§ Acción requerida 1
Indique si cada afirmación coincide con el texto sobre el fraude en fondos de la UE, respondiendo sí o no y citando literalmente las palabras decisivas: (a) La norma sobre sospecha de fraude data de 2017. (b) El Servicio Nacional de Coordinación Antifraude depende del Ministerio del Interior. (c) Los técnicos impulsan controles únicamente en Madrid.
§ Acción requerida 2
Reescriba todo lo que va desde «La Secretaría de Estado de Presupuestos y» hasta «es de 2017.» en el texto sobre el fraude en fondos de la UE, sustituyendo «Ministerio de Hacienda» por «Ministerio de Economía».
§ Acción requerida 3
Conteste brevemente a partir del texto sobre el fraude en fondos de la UE:
(a) ¿Qué servicio tiene la Secretaría de Estado de Presupuestos y Gastos?
(b) Según la instrucción de 2017, ¿qué basta por sí sola como base para atacar?
(c) ¿En qué artículo, apartado y letra del Convenio se contempla el fraude?

§ Fragmento del texto
☆ ☆ ☆ ☆

Lo que entiende por fraude la Secretaría de Estado de Presupuestos sobre fondos de la UE

La Secretaría de Estado de Presupuestos y Gastos dirige y coordina, bajo la dependencia del Ministerio de Hacienda, tiene lo que se denomina el Servicio Nacional de Coordinación Antifraude. Este órgano es que el lucha contra el vaciado de dinero público en entidades públicas y organizaciones prestatarias de servicios por la defensa del interés general cuando se trata de irregularidades en fondos europeos. Los técnicos, tanto en Canarias como en Madrid y Bruselas, impulsan controles cuando tienen datos de mala praxis porque, entre otros, España se juega mucho en cuanto a su reputación con la captación de fondos producto de la pandemia del Covid19. Pero la norma no es de ahora, es de 2017.

Pero, ¿qué entiende la CE y el Servicio Nacional de Coordinación Antifraude cuando se trata de sospechas? La instrucción de 2017 es dura porque solamente la mera sospecha ya es base para atacar. Así, literalmente, señala que «se entiende por sospecha de fraude la irregularidad que dé lugar a la incoación de un procedimiento administrativo o judicial a nivel nacional con el fin de determinar la existencia de un comportamiento intencionado, en particular de un fraude, tal y como se contempla en el artículo 1, apartado 1, letra a), del Convenio relativo a la protección de los intereses financieros de las Comunidades Europeas”.

☆ ☆ ☆ ☆

§ Datos analizados
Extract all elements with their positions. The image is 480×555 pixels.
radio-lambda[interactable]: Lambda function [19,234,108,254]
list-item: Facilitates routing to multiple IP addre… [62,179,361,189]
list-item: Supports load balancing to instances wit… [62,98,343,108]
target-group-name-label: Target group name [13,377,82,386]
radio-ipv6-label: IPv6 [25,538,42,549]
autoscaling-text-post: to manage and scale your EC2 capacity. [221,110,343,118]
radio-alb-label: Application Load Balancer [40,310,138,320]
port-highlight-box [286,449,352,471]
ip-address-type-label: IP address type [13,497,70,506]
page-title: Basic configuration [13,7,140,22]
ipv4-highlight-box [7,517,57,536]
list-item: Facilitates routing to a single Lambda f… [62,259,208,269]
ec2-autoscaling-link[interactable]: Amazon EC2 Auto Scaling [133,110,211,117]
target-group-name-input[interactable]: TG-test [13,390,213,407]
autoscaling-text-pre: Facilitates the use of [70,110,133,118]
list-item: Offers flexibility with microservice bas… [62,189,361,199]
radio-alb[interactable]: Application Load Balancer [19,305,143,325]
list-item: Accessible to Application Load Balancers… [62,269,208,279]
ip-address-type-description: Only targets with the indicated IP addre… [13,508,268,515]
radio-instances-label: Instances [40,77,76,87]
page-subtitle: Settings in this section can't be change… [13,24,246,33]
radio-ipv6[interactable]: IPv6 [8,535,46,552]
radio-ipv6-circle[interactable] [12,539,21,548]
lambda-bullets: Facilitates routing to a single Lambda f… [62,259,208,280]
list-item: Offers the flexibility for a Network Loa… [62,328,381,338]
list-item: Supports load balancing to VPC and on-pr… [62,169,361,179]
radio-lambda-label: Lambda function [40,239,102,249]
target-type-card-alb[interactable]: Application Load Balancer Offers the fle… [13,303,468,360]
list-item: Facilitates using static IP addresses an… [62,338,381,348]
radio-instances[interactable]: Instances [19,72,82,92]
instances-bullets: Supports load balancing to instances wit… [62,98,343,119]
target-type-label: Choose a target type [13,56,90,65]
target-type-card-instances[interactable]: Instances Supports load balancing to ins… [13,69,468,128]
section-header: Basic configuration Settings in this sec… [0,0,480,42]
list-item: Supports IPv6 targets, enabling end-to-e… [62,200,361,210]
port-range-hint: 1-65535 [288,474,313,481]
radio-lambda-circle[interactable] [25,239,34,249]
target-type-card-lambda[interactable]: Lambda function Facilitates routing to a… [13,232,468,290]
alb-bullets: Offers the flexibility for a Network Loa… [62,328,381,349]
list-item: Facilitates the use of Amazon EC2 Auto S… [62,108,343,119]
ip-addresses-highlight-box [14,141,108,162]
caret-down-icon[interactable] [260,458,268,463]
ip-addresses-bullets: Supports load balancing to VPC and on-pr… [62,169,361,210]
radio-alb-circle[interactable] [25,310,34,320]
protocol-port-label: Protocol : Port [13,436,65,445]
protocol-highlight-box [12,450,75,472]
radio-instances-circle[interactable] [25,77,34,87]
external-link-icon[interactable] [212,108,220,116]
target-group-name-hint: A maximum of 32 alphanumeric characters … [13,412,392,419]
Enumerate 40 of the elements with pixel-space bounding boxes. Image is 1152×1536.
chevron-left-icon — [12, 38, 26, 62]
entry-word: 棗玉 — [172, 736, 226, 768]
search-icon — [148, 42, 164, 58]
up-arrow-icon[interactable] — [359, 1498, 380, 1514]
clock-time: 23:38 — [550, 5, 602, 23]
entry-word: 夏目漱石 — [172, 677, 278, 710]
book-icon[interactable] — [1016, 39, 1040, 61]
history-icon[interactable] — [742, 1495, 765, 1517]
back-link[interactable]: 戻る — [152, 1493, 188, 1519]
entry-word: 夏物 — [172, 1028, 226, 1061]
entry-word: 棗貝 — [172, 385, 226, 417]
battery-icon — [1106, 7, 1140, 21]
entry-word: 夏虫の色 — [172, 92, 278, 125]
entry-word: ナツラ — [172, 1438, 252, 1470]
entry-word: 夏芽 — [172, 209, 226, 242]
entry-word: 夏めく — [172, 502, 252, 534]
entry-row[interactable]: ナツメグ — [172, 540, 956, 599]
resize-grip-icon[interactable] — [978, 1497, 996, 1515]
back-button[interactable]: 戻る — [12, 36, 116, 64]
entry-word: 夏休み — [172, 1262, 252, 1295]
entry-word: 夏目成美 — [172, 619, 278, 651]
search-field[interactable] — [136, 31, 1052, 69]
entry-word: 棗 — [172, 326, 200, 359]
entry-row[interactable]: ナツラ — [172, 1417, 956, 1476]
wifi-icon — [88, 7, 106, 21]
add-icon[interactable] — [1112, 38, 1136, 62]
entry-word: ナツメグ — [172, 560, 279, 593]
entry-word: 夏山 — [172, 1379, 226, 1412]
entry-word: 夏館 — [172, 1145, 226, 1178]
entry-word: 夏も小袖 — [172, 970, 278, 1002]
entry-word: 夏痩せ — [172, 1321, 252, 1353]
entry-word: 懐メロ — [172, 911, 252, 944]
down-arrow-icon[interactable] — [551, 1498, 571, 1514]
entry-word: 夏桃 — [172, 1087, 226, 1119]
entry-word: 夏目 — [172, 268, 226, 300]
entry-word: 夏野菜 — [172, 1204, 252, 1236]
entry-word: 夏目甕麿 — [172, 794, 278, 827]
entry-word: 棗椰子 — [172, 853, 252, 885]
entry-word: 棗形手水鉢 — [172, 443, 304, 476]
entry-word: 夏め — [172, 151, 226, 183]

☆ ☆ ☆ ☆

§ Respuesta 1
(a) Sí: «Pero la norma no es de ahora, es de 2017.»
(b) No: «bajo la dependencia del Ministerio de Hacienda».
(c) No: «tanto en Canarias como en Madrid y Bruselas».

§ Respuesta 2
La Secretaría de Estado de Presupuestos y Gastos dirige y coordina, bajo la dependencia del Ministerio de Economía, tiene lo que se denomina el Servicio Nacional de Coordinación Antifraude. Este órgano es que el lucha contra el vaciado de dinero público en entidades públicas y organizaciones prestatarias de servicios por la defensa del interés general cuando se trata de irregularidades en fondos europeos. Los técnicos, tanto en Canarias como en Madrid y Bruselas, impulsan controles cuando tienen datos de mala praxis porque, entre otros, España se juega mucho en cuanto a su reputación con la captación de fondos producto de la pandemia del Covid19. Pero la norma no es de ahora, es de 2017.

§ Respuesta 3
(a) El Servicio Nacional de Coordinación Antifraude.
(b) La mera sospecha.
(c) En el artículo 1, apartado 1, letra a).